→ **Goal of the exercise**
All of the data should be output character for character, except the pictures.

Figure contents as structured data:
━━━━━━━━

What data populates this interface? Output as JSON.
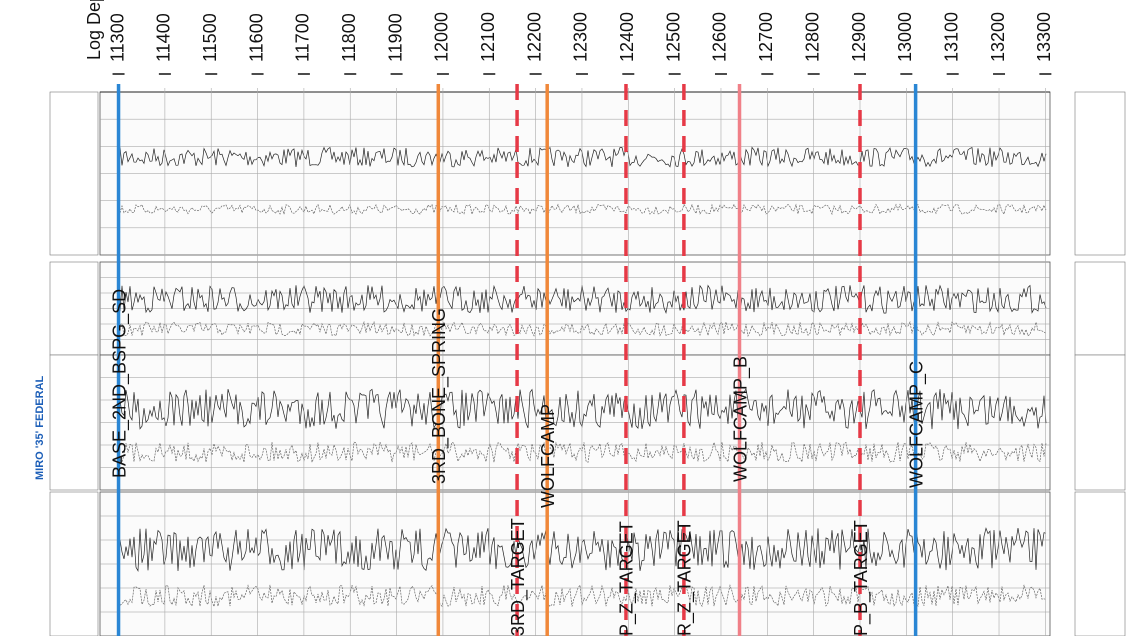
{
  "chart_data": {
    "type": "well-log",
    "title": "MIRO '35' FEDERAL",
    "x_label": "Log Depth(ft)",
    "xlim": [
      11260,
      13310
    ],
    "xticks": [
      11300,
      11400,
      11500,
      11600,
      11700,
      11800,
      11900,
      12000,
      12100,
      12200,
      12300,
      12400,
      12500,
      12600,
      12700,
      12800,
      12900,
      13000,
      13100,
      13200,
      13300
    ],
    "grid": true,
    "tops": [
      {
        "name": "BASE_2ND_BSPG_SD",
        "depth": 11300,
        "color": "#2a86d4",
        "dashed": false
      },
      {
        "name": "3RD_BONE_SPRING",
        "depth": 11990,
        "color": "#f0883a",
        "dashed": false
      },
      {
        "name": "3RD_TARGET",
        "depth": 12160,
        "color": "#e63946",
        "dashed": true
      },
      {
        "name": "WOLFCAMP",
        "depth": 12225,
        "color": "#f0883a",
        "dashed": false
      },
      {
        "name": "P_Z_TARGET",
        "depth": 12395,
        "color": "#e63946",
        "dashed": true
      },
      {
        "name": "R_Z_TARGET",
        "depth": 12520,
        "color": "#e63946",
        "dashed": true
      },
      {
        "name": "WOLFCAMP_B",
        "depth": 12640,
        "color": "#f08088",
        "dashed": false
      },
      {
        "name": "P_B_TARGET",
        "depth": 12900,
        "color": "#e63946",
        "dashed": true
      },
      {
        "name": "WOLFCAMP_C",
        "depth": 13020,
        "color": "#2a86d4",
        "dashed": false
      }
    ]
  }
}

━━━━━━━━

→ **Response**
What data populates this interface? Output as JSON.
{
  "chart_data": {
    "type": "well-log",
    "title": "MIRO '35' FEDERAL",
    "x_label": "Log Depth(ft)",
    "xlim": [
      11260,
      13310
    ],
    "xticks": [
      11300,
      11400,
      11500,
      11600,
      11700,
      11800,
      11900,
      12000,
      12100,
      12200,
      12300,
      12400,
      12500,
      12600,
      12700,
      12800,
      12900,
      13000,
      13100,
      13200,
      13300
    ],
    "grid": true,
    "tops": [
      {
        "name": "BASE_2ND_BSPG_SD",
        "depth": 11300,
        "color": "#2a86d4",
        "dashed": false
      },
      {
        "name": "3RD_BONE_SPRING",
        "depth": 11990,
        "color": "#f0883a",
        "dashed": false
      },
      {
        "name": "3RD_TARGET",
        "depth": 12160,
        "color": "#e63946",
        "dashed": true
      },
      {
        "name": "WOLFCAMP",
        "depth": 12225,
        "color": "#f0883a",
        "dashed": false
      },
      {
        "name": "P_Z_TARGET",
        "depth": 12395,
        "color": "#e63946",
        "dashed": true
      },
      {
        "name": "R_Z_TARGET",
        "depth": 12520,
        "color": "#e63946",
        "dashed": true
      },
      {
        "name": "WOLFCAMP_B",
        "depth": 12640,
        "color": "#f08088",
        "dashed": false
      },
      {
        "name": "P_B_TARGET",
        "depth": 12900,
        "color": "#e63946",
        "dashed": true
      },
      {
        "name": "WOLFCAMP_C",
        "depth": 13020,
        "color": "#2a86d4",
        "dashed": false
      }
    ]
  }
}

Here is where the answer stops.